● **EXERCISE AIM**
Below is a set of records; print all of them exactly as written.

======== DATA PROVIDED ========

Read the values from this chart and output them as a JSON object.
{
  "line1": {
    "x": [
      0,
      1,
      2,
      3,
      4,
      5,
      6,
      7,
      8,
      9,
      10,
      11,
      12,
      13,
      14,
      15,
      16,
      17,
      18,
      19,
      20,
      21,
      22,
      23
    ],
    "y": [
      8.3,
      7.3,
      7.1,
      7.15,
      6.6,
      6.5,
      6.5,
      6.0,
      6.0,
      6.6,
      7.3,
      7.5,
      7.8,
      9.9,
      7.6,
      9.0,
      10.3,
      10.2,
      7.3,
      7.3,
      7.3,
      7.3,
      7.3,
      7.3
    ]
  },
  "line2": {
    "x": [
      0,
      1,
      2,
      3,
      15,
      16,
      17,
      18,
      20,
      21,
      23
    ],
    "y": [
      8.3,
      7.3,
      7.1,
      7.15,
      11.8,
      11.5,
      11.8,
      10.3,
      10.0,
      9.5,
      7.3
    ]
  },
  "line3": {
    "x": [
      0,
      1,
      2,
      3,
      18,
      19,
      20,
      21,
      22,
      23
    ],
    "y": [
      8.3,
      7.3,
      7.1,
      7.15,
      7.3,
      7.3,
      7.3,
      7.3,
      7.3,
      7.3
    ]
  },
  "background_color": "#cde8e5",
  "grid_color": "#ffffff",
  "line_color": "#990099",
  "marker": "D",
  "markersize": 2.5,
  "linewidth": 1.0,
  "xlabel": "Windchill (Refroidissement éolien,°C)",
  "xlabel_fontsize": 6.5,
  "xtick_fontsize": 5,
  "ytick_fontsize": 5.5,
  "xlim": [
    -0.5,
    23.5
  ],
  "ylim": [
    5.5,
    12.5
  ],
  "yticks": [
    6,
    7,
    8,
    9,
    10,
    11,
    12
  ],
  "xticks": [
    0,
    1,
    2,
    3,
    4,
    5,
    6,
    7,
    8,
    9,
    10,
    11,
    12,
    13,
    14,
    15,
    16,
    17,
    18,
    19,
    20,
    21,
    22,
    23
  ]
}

========

● **COMPLETED EXERCISE**
Read the values from this chart and output them as a JSON object.
{
  "line1": {
    "x": [
      0,
      1,
      2,
      3,
      4,
      5,
      6,
      7,
      8,
      9,
      10,
      11,
      12,
      13,
      14,
      15,
      16,
      17,
      18,
      19,
      20,
      21,
      22,
      23
    ],
    "y": [
      8.3,
      7.3,
      7.1,
      7.15,
      6.6,
      6.5,
      6.5,
      6.0,
      6.0,
      6.6,
      7.3,
      7.5,
      7.8,
      9.9,
      7.6,
      9.0,
      10.3,
      10.2,
      7.3,
      7.3,
      7.3,
      7.3,
      7.3,
      7.3
    ]
  },
  "line2": {
    "x": [
      0,
      1,
      2,
      3,
      15,
      16,
      17,
      18,
      20,
      21,
      23
    ],
    "y": [
      8.3,
      7.3,
      7.1,
      7.15,
      11.8,
      11.5,
      11.8,
      10.3,
      10.0,
      9.5,
      7.3
    ]
  },
  "line3": {
    "x": [
      0,
      1,
      2,
      3,
      18,
      19,
      20,
      21,
      22,
      23
    ],
    "y": [
      8.3,
      7.3,
      7.1,
      7.15,
      7.3,
      7.3,
      7.3,
      7.3,
      7.3,
      7.3
    ]
  },
  "background_color": "#cde8e5",
  "grid_color": "#ffffff",
  "line_color": "#990099",
  "marker": "D",
  "markersize": 2.5,
  "linewidth": 1.0,
  "xlabel": "Windchill (Refroidissement éolien,°C)",
  "xlabel_fontsize": 6.5,
  "xtick_fontsize": 5,
  "ytick_fontsize": 5.5,
  "xlim": [
    -0.5,
    23.5
  ],
  "ylim": [
    5.5,
    12.5
  ],
  "yticks": [
    6,
    7,
    8,
    9,
    10,
    11,
    12
  ],
  "xticks": [
    0,
    1,
    2,
    3,
    4,
    5,
    6,
    7,
    8,
    9,
    10,
    11,
    12,
    13,
    14,
    15,
    16,
    17,
    18,
    19,
    20,
    21,
    22,
    23
  ]
}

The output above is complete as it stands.